───── RAW DATA

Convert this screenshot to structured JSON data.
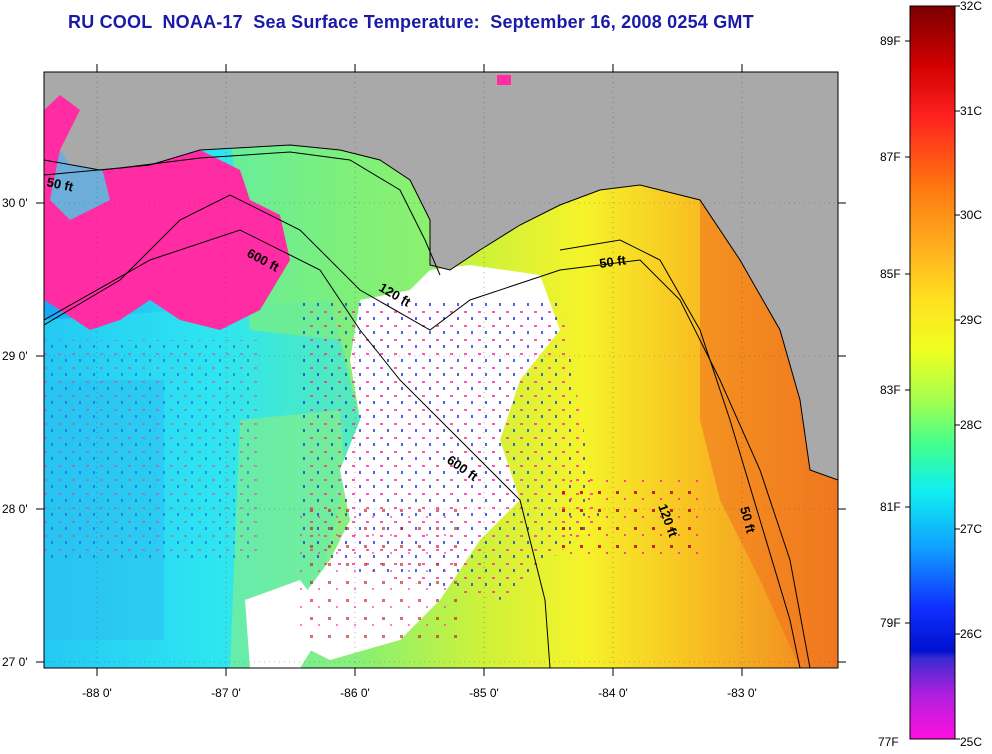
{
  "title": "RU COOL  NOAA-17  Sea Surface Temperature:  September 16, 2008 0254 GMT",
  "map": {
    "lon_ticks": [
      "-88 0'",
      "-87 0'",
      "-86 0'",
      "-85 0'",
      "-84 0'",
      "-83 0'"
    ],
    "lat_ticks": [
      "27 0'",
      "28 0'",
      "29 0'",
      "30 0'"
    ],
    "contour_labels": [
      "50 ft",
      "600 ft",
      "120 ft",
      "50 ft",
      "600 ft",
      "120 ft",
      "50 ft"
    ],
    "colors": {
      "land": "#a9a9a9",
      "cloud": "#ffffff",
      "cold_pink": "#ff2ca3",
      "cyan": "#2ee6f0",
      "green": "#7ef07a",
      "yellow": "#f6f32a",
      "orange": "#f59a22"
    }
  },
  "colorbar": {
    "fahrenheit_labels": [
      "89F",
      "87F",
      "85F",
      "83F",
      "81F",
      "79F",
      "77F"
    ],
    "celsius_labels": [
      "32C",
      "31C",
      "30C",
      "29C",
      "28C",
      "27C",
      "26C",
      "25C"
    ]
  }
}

──────────

◆ **PROBLEM TO WORK ON**:
All of the data above should be transcribed verbatim, with pictures omitted.

◆ **SOLUTION TO THE EXERCISE**:
Convert this screenshot to structured JSON data.
{
  "title": "RU COOL  NOAA-17  Sea Surface Temperature:  September 16, 2008 0254 GMT",
  "map": {
    "lon_ticks": [
      "-88 0'",
      "-87 0'",
      "-86 0'",
      "-85 0'",
      "-84 0'",
      "-83 0'"
    ],
    "lat_ticks": [
      "27 0'",
      "28 0'",
      "29 0'",
      "30 0'"
    ],
    "contour_labels": [
      "50 ft",
      "600 ft",
      "120 ft",
      "50 ft",
      "600 ft",
      "120 ft",
      "50 ft"
    ],
    "colors": {
      "land": "#a9a9a9",
      "cloud": "#ffffff",
      "cold_pink": "#ff2ca3",
      "cyan": "#2ee6f0",
      "green": "#7ef07a",
      "yellow": "#f6f32a",
      "orange": "#f59a22"
    }
  },
  "colorbar": {
    "fahrenheit_labels": [
      "89F",
      "87F",
      "85F",
      "83F",
      "81F",
      "79F",
      "77F"
    ],
    "celsius_labels": [
      "32C",
      "31C",
      "30C",
      "29C",
      "28C",
      "27C",
      "26C",
      "25C"
    ]
  }
}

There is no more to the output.